▸ What the task asks: Reproduce verbatim each line from the beginning of the records through the line containing "y-tick-label-9: 0 <box>85 259 96 280</box>", including that line.
---------- Input data ----------
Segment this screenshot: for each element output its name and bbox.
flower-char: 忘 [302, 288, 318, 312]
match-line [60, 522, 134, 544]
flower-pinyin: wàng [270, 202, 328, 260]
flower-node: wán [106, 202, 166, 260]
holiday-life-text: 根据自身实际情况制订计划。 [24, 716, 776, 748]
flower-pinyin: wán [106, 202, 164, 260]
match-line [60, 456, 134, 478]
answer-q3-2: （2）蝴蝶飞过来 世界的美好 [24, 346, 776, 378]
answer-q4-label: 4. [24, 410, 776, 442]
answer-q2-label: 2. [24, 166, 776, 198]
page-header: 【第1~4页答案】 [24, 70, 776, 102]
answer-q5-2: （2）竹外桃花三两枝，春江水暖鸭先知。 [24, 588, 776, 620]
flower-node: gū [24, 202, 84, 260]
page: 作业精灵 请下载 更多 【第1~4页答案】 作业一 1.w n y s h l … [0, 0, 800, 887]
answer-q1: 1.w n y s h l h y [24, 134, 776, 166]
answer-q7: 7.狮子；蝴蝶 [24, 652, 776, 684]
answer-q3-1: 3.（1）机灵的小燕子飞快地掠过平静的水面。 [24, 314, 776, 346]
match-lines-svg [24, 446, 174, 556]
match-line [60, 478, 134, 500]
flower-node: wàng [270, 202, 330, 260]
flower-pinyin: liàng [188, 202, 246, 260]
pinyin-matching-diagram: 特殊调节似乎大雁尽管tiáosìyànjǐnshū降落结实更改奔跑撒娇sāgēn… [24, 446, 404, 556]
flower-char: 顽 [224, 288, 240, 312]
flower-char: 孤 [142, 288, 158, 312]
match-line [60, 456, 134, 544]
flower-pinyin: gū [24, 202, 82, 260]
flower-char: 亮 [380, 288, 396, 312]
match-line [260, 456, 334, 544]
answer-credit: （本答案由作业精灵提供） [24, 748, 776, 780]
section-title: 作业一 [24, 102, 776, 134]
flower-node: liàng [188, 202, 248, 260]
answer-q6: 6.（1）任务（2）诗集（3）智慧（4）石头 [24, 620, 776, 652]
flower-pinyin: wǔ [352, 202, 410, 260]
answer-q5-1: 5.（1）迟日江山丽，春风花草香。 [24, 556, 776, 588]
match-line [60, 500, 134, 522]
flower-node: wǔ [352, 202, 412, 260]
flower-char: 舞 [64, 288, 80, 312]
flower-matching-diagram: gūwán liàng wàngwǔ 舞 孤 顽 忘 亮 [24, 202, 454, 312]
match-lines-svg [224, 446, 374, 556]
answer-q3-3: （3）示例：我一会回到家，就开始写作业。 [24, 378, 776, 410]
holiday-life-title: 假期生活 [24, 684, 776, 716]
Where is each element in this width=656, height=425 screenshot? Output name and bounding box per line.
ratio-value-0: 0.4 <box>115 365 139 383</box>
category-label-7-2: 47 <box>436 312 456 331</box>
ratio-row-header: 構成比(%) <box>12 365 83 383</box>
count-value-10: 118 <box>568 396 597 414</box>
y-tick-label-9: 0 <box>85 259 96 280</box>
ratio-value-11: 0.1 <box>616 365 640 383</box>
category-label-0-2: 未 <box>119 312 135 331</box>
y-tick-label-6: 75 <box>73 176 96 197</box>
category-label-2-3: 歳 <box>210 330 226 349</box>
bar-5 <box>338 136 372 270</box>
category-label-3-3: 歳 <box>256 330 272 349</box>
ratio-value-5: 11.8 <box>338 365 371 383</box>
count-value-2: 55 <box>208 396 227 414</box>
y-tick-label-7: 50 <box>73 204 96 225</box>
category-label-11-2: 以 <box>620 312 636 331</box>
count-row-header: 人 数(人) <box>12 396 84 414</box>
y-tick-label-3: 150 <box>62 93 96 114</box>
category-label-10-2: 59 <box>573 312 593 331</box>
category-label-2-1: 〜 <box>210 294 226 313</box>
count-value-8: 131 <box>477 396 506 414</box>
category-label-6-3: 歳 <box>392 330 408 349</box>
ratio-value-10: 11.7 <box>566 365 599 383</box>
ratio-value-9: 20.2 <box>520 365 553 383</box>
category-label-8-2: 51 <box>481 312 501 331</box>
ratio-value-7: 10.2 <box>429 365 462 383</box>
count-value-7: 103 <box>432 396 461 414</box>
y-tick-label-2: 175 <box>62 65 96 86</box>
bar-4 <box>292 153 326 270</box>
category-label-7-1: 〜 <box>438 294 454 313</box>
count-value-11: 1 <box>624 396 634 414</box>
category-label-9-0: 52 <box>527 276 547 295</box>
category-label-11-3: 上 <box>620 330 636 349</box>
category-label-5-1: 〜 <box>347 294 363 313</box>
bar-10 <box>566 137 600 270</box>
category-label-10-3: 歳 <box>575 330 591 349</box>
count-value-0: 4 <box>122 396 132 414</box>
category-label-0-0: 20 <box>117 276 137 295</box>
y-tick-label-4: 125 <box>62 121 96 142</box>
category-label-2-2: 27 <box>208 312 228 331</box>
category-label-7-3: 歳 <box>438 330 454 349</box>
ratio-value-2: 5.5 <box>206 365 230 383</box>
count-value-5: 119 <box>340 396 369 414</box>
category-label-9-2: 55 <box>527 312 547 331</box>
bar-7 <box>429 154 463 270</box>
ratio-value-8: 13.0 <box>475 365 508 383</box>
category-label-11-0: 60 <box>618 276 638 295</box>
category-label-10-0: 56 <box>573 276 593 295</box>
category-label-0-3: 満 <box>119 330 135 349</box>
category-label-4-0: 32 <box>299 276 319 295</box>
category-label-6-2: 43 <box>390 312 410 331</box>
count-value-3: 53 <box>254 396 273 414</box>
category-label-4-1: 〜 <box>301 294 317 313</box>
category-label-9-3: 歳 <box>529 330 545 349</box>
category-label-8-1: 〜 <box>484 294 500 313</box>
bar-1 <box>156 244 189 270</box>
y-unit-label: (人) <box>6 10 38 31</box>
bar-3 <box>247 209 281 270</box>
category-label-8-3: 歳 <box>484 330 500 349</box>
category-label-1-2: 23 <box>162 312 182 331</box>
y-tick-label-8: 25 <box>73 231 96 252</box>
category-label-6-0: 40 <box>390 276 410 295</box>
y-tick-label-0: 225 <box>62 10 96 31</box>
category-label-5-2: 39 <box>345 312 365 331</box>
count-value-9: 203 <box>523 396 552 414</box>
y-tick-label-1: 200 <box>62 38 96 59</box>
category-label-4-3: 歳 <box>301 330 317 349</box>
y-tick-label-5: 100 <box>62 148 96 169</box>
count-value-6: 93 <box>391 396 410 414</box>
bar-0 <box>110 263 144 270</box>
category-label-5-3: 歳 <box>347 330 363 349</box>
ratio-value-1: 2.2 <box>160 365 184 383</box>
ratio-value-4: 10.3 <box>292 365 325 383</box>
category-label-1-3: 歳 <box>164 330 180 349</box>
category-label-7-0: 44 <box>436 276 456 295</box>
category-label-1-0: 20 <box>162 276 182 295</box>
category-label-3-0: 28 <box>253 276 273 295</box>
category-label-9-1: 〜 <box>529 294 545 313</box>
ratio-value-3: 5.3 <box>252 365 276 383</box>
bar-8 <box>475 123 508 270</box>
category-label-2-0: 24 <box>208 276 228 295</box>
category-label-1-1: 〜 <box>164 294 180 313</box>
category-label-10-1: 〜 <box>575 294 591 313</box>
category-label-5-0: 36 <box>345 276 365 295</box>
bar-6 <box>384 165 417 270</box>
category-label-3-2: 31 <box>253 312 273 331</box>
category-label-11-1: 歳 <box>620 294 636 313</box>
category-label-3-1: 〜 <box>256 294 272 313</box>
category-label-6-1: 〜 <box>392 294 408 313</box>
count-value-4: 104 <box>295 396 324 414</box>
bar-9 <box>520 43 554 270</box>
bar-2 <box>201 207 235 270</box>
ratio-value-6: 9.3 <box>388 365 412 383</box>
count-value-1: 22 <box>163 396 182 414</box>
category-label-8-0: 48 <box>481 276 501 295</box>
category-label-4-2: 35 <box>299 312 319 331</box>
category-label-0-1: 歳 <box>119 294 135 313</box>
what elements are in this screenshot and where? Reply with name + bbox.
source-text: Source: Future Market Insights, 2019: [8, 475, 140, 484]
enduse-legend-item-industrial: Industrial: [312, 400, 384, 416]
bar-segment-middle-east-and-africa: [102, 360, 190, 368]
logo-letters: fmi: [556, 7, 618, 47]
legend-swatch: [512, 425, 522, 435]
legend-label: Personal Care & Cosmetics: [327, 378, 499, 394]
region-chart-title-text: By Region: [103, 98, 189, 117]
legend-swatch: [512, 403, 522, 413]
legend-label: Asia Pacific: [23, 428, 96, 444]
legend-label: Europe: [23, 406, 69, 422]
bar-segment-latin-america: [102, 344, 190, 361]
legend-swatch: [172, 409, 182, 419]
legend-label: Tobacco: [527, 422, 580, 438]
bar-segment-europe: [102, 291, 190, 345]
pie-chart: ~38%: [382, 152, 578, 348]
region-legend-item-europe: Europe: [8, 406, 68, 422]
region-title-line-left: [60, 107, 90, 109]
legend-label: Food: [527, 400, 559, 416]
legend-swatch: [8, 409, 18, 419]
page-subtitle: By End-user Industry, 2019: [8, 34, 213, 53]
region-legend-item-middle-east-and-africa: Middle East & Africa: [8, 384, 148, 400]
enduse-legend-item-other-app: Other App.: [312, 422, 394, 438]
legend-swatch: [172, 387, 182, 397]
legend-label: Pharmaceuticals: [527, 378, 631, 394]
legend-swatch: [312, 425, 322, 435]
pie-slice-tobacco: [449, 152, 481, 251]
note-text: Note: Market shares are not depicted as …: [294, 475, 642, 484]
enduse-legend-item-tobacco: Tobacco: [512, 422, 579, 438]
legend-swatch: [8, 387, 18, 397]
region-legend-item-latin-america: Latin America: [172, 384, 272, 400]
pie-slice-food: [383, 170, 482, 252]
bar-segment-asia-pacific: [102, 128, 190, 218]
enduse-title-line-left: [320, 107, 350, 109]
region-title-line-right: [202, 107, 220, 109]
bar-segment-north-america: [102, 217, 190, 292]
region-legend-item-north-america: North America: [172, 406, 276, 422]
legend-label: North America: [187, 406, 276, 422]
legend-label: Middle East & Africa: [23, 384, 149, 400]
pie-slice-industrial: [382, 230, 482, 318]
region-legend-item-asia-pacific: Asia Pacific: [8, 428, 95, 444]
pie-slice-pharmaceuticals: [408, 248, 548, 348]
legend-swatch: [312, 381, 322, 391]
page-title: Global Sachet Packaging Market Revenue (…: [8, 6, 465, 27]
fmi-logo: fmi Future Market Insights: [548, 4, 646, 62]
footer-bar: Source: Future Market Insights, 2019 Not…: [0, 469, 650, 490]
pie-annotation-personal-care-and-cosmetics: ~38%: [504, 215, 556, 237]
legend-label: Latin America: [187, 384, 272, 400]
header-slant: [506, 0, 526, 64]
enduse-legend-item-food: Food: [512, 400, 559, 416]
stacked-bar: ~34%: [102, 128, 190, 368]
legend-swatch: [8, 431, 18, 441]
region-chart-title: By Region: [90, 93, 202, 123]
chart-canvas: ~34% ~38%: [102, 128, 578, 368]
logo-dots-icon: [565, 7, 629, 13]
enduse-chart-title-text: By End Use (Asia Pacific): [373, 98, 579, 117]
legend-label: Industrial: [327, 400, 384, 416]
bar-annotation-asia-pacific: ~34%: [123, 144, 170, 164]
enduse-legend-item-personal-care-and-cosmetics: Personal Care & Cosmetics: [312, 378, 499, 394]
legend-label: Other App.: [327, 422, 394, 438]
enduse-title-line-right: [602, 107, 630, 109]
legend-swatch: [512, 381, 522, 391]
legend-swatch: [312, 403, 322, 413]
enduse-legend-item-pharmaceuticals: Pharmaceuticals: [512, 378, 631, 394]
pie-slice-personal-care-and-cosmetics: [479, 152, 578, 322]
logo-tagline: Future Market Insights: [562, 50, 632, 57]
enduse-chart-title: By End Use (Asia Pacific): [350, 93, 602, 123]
----------
▸ Task answer:
Segment this screenshot: for each element output its name and bbox.
flower-char: 忘 [302, 288, 318, 312]
match-line [60, 522, 134, 544]
flower-pinyin: wàng [270, 202, 328, 260]
flower-node: wán [106, 202, 166, 260]
holiday-life-text: 根据自身实际情况制订计划。 [24, 716, 776, 748]
flower-pinyin: wán [106, 202, 164, 260]
match-line [60, 456, 134, 478]
answer-q3-2: （2）蝴蝶飞过来 世界的美好 [24, 346, 776, 378]
answer-q4-label: 4. [24, 410, 776, 442]
answer-q2-label: 2. [24, 166, 776, 198]
page-header: 【第1~4页答案】 [24, 70, 776, 102]
answer-q5-2: （2）竹外桃花三两枝，春江水暖鸭先知。 [24, 588, 776, 620]
flower-node: gū [24, 202, 84, 260]
page: 作业精灵 请下载 更多 【第1~4页答案】 作业一 1.w n y s h l … [0, 0, 800, 887]
answer-q1: 1.w n y s h l h y [24, 134, 776, 166]
answer-q7: 7.狮子；蝴蝶 [24, 652, 776, 684]
answer-q3-1: 3.（1）机灵的小燕子飞快地掠过平静的水面。 [24, 314, 776, 346]
match-lines-svg [24, 446, 174, 556]
match-line [60, 478, 134, 500]
flower-node: wàng [270, 202, 330, 260]
flower-pinyin: liàng [188, 202, 246, 260]
pinyin-matching-diagram: 特殊调节似乎大雁尽管tiáosìyànjǐnshū降落结实更改奔跑撒娇sāgēn… [24, 446, 404, 556]
flower-char: 顽 [224, 288, 240, 312]
flower-char: 孤 [142, 288, 158, 312]
match-line [60, 456, 134, 544]
flower-pinyin: gū [24, 202, 82, 260]
flower-char: 亮 [380, 288, 396, 312]
match-line [260, 456, 334, 544]
answer-credit: （本答案由作业精灵提供） [24, 748, 776, 780]
section-title: 作业一 [24, 102, 776, 134]
flower-node: liàng [188, 202, 248, 260]
answer-q6: 6.（1）任务（2）诗集（3）智慧（4）石头 [24, 620, 776, 652]
flower-pinyin: wǔ [352, 202, 410, 260]
answer-q5-1: 5.（1）迟日江山丽，春风花草香。 [24, 556, 776, 588]
match-line [60, 500, 134, 522]
flower-node: wǔ [352, 202, 412, 260]
flower-char: 舞 [64, 288, 80, 312]
flower-matching-diagram: gūwán liàng wàngwǔ 舞 孤 顽 忘 亮 [24, 202, 454, 312]
match-lines-svg [224, 446, 374, 556]
answer-q3-3: （3）示例：我一会回到家，就开始写作业。 [24, 378, 776, 410]
holiday-life-title: 假期生活 [24, 684, 776, 716]
Where is each element in this width=656, height=425 screenshot? Output name and bounding box per line.
ratio-value-0: 0.4 <box>115 365 139 383</box>
category-label-7-2: 47 <box>436 312 456 331</box>
ratio-row-header: 構成比(%) <box>12 365 83 383</box>
count-value-10: 118 <box>568 396 597 414</box>
y-tick-label-9: 0 <box>85 259 96 280</box>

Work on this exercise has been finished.